> [Task description] Only the number is wanted: how many lines hold the word "structured"?

> [Records to use]
►
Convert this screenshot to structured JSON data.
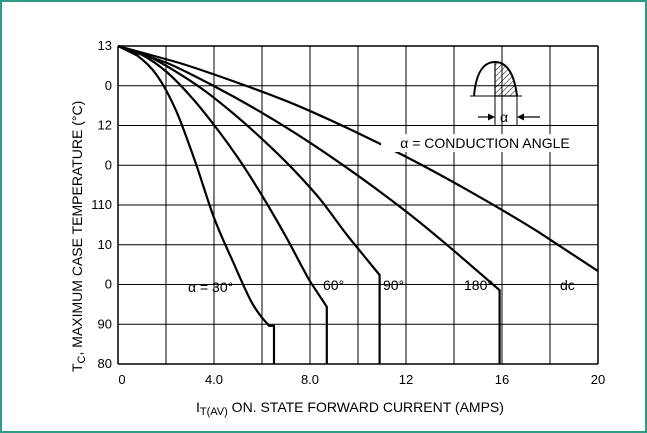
{
  "chart_data": {
    "type": "line",
    "xlabel_main": "I",
    "xlabel_sub": "T(AV)",
    "xlabel_rest": " ON. STATE FORWARD CURRENT (AMPS)",
    "ylabel_main": "T",
    "ylabel_sub": "C",
    "ylabel_rest": ", MAXIMUM CASE TEMPERATURE (°C)",
    "xlim": [
      0,
      20
    ],
    "x_ticks": [
      {
        "value": 0,
        "label": "0"
      },
      {
        "value": 4,
        "label": "4.0"
      },
      {
        "value": 8,
        "label": "8.0"
      },
      {
        "value": 12,
        "label": "12"
      },
      {
        "value": 16,
        "label": "16"
      },
      {
        "value": 20,
        "label": "20"
      }
    ],
    "y_tick_labels": [
      {
        "label": "13",
        "row": 0
      },
      {
        "label": "0",
        "row": 1
      },
      {
        "label": "12",
        "row": 2
      },
      {
        "label": "0",
        "row": 3
      },
      {
        "label": "110",
        "row": 4
      },
      {
        "label": "10",
        "row": 5
      },
      {
        "label": "0",
        "row": 6
      },
      {
        "label": "90",
        "row": 7
      },
      {
        "label": "80",
        "row": 8
      }
    ],
    "grid": true,
    "series": [
      {
        "name": "α = 30°",
        "x": [
          0,
          0.8,
          1.6,
          2.4,
          3.2,
          4.0,
          4.8,
          5.6,
          6.3,
          6.5,
          6.5
        ],
        "y": [
          130,
          128.5,
          125.5,
          120,
          112,
          103,
          96,
          89.5,
          86,
          86,
          80
        ]
      },
      {
        "name": "60°",
        "x": [
          0,
          1,
          2,
          3,
          4,
          5,
          6,
          7,
          8,
          8.7,
          8.7
        ],
        "y": [
          130,
          128.6,
          126,
          122.2,
          117.6,
          112.4,
          106.5,
          100,
          93,
          89,
          80
        ]
      },
      {
        "name": "90°",
        "x": [
          0,
          1.2,
          2.4,
          3.6,
          4.8,
          6,
          7.2,
          8.4,
          9.6,
          10.9,
          10.9
        ],
        "y": [
          130,
          128.5,
          126,
          123,
          119.4,
          115.4,
          111,
          106,
          100,
          94,
          80
        ]
      },
      {
        "name": "180°",
        "x": [
          0,
          2,
          4,
          6,
          8,
          10,
          12,
          14,
          15.9,
          15.9
        ],
        "y": [
          130,
          127.4,
          123.7,
          119.5,
          114.8,
          109.6,
          104,
          97.8,
          91.6,
          80
        ]
      },
      {
        "name": "dc",
        "x": [
          0,
          2.5,
          5,
          7.5,
          10,
          12.5,
          15,
          17.5,
          20
        ],
        "y": [
          130,
          127.4,
          124.2,
          120.6,
          116.3,
          111.6,
          106.4,
          100.8,
          94.6
        ]
      }
    ],
    "annotations": {
      "alpha_30": "α = 30°",
      "alpha_60": "60°",
      "alpha_90": "90°",
      "alpha_180": "180°",
      "dc": "dc",
      "conduction_angle": "α = CONDUCTION ANGLE",
      "inset_alpha": "α"
    }
  }
}
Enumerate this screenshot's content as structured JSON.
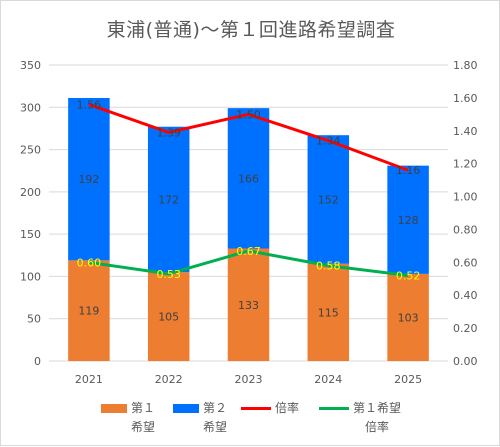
{
  "chart_data": {
    "type": "bar",
    "title": "東浦(普通)〜第１回進路希望調査",
    "categories": [
      "2021",
      "2022",
      "2023",
      "2024",
      "2025"
    ],
    "series": [
      {
        "name": "第１希望",
        "type": "bar",
        "axis": "left",
        "color": "#ed7d31",
        "values": [
          119,
          105,
          133,
          115,
          103
        ]
      },
      {
        "name": "第２希望",
        "type": "bar",
        "axis": "left",
        "color": "#0070ff",
        "values": [
          192,
          172,
          166,
          152,
          128
        ]
      },
      {
        "name": "倍率",
        "type": "line",
        "axis": "right",
        "color": "#ff0000",
        "values": [
          1.56,
          1.39,
          1.5,
          1.34,
          1.16
        ],
        "labels": [
          "1.56",
          "1.39",
          "1.50",
          "1.34",
          "1.16"
        ]
      },
      {
        "name": "第１希望倍率",
        "type": "line",
        "axis": "right",
        "color": "#00b050",
        "values": [
          0.6,
          0.53,
          0.67,
          0.58,
          0.52
        ],
        "labels": [
          "0.60",
          "0.53",
          "0.67",
          "0.58",
          "0.52"
        ]
      }
    ],
    "ylim_left": [
      0,
      350
    ],
    "yticks_left": [
      "0",
      "50",
      "100",
      "150",
      "200",
      "250",
      "300",
      "350"
    ],
    "ylim_right": [
      0,
      1.8
    ],
    "yticks_right": [
      "0.00",
      "0.20",
      "0.40",
      "0.60",
      "0.80",
      "1.00",
      "1.20",
      "1.40",
      "1.60",
      "1.80"
    ],
    "stacked": true,
    "grid": true,
    "legend": "bottom",
    "legend_labels": [
      "第１\n希望",
      "第２\n希望",
      "倍率",
      "第１希望\n倍率"
    ]
  }
}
◄
> [Task response] 2